• [TASK STATEMENT]
Pull every line that includes the word "nutrition" out of the data below and copy it.

• [Stored dataset items]

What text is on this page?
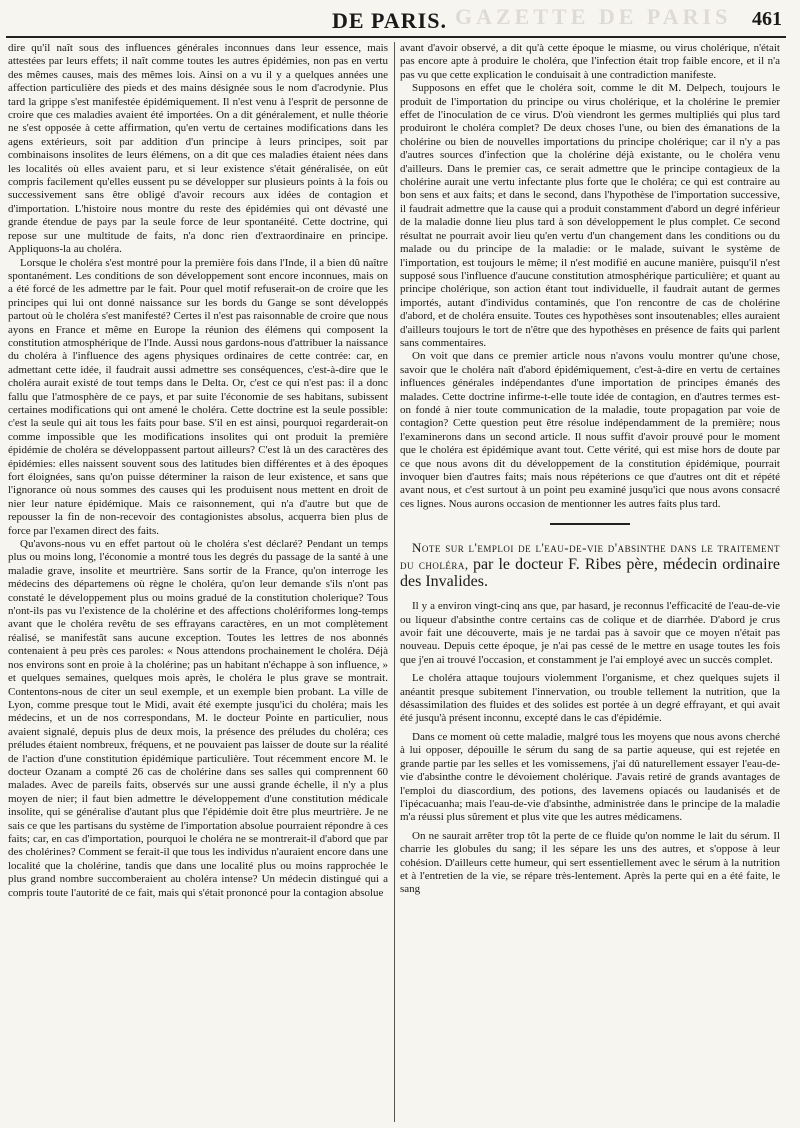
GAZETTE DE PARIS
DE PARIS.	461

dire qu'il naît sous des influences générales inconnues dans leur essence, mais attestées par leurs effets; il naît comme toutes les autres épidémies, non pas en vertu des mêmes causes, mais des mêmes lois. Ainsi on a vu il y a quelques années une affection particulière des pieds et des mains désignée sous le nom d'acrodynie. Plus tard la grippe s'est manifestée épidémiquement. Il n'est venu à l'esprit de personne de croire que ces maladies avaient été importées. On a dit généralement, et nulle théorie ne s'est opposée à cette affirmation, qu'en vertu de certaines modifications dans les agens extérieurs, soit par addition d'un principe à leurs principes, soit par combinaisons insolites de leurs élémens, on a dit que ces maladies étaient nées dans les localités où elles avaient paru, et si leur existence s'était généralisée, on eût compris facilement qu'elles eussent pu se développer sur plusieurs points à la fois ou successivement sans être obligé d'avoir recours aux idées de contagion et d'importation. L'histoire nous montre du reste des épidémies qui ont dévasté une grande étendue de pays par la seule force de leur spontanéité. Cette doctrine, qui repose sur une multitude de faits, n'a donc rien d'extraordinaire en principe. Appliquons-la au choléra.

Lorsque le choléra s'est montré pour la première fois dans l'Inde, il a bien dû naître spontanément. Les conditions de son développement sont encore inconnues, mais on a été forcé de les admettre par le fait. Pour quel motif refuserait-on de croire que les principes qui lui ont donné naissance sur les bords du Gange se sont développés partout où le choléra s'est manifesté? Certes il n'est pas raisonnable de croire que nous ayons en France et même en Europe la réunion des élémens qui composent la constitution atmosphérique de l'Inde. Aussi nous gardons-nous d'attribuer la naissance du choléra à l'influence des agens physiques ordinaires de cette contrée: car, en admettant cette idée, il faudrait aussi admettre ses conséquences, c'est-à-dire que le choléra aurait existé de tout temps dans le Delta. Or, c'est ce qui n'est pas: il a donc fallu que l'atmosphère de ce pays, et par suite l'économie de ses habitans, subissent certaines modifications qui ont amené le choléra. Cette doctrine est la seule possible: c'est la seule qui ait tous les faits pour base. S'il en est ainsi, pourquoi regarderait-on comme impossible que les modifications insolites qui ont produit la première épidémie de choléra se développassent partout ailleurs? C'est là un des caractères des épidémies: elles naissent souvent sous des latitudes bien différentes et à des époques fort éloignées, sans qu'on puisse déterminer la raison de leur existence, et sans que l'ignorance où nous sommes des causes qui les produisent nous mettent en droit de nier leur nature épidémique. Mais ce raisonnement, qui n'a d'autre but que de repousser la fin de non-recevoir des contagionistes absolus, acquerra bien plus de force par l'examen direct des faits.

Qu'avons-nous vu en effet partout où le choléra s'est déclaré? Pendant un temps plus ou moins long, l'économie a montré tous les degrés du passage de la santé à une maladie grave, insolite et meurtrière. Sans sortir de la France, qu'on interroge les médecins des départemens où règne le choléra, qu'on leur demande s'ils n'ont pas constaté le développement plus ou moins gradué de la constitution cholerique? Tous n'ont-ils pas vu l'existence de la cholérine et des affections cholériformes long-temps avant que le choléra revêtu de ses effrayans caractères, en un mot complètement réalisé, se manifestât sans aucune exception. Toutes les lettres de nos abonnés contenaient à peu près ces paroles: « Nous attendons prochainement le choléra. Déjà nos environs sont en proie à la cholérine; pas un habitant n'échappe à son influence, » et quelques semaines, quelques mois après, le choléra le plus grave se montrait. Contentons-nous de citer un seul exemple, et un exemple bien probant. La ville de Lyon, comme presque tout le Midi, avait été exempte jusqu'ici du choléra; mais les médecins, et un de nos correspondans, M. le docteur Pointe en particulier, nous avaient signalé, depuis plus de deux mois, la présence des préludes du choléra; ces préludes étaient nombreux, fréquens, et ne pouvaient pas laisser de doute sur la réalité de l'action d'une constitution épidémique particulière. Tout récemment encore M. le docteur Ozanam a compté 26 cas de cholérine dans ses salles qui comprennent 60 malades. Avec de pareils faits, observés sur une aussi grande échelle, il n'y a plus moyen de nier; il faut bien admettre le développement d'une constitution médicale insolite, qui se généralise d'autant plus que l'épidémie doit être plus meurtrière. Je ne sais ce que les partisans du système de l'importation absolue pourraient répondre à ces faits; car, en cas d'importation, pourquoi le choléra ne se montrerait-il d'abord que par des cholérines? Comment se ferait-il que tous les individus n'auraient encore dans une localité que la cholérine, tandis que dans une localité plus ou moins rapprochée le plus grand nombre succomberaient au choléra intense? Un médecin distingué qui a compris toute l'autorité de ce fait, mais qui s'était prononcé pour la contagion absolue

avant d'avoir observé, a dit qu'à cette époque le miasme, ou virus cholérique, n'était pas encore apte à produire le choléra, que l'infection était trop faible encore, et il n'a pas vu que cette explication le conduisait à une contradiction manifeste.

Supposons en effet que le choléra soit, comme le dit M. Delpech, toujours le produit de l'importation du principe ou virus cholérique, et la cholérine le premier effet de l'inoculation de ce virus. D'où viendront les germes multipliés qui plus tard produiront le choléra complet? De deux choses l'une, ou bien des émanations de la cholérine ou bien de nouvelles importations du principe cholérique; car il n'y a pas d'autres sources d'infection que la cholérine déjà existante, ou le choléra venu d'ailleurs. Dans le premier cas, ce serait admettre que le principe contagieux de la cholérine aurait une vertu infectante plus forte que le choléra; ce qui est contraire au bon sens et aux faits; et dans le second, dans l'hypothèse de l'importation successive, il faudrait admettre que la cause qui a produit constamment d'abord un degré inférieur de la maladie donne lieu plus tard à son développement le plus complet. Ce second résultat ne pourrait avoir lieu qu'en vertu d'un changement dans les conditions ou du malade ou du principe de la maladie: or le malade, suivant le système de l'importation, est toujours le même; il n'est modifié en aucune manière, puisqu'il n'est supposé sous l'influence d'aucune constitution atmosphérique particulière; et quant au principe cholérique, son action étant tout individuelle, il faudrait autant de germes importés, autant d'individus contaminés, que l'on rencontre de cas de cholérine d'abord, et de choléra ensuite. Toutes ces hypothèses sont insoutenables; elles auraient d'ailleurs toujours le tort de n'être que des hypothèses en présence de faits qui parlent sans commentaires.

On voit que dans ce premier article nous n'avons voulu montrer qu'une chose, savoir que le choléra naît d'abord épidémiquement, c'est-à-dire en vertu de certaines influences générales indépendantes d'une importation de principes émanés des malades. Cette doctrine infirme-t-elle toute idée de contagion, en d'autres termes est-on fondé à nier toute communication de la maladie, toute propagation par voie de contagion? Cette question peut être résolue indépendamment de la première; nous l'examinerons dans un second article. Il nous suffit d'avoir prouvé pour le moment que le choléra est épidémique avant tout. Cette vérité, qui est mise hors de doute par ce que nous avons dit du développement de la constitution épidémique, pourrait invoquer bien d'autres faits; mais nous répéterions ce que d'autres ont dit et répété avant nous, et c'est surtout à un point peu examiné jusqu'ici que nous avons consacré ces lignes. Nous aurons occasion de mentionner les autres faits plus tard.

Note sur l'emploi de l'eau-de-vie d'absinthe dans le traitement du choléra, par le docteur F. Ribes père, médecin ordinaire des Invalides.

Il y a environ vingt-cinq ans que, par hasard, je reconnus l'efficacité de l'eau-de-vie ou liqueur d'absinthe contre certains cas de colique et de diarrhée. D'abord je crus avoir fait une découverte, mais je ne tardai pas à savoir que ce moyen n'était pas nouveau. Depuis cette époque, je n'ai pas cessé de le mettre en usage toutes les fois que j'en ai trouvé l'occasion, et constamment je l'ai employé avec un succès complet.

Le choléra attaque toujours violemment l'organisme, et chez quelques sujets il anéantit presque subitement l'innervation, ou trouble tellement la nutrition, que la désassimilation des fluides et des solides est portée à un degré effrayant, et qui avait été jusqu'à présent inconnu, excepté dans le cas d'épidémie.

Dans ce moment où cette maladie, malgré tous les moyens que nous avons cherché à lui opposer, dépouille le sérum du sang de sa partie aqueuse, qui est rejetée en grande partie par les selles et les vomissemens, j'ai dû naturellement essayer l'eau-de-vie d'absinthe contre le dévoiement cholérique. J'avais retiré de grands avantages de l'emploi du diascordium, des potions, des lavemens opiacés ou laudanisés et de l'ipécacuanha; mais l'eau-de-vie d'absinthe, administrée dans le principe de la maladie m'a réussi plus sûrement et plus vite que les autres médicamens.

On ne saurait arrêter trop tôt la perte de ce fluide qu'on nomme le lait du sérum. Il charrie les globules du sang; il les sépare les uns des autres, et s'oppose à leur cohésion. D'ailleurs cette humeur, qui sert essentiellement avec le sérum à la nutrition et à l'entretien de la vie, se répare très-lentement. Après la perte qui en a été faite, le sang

• [RESULT OF THIS TASK]
Le choléra attaque toujours violemment l'organisme, et chez quelques sujets il anéantit presque subitement l'innervation, ou trouble tellement la nutrition, que la désassimilation des fluides et des solides est portée à un degré effrayant, et qui avait été jusqu'à présent inconnu, excepté dans le cas d'épidémie.
On ne saurait arrêter trop tôt la perte de ce fluide qu'on nomme le lait du sérum. Il charrie les globules du sang; il les sépare les uns des autres, et s'oppose à leur cohésion. D'ailleurs cette humeur, qui sert essentiellement avec le sérum à la nutrition et à l'entretien de la vie, se répare très-lentement. Après la perte qui en a été faite, le sang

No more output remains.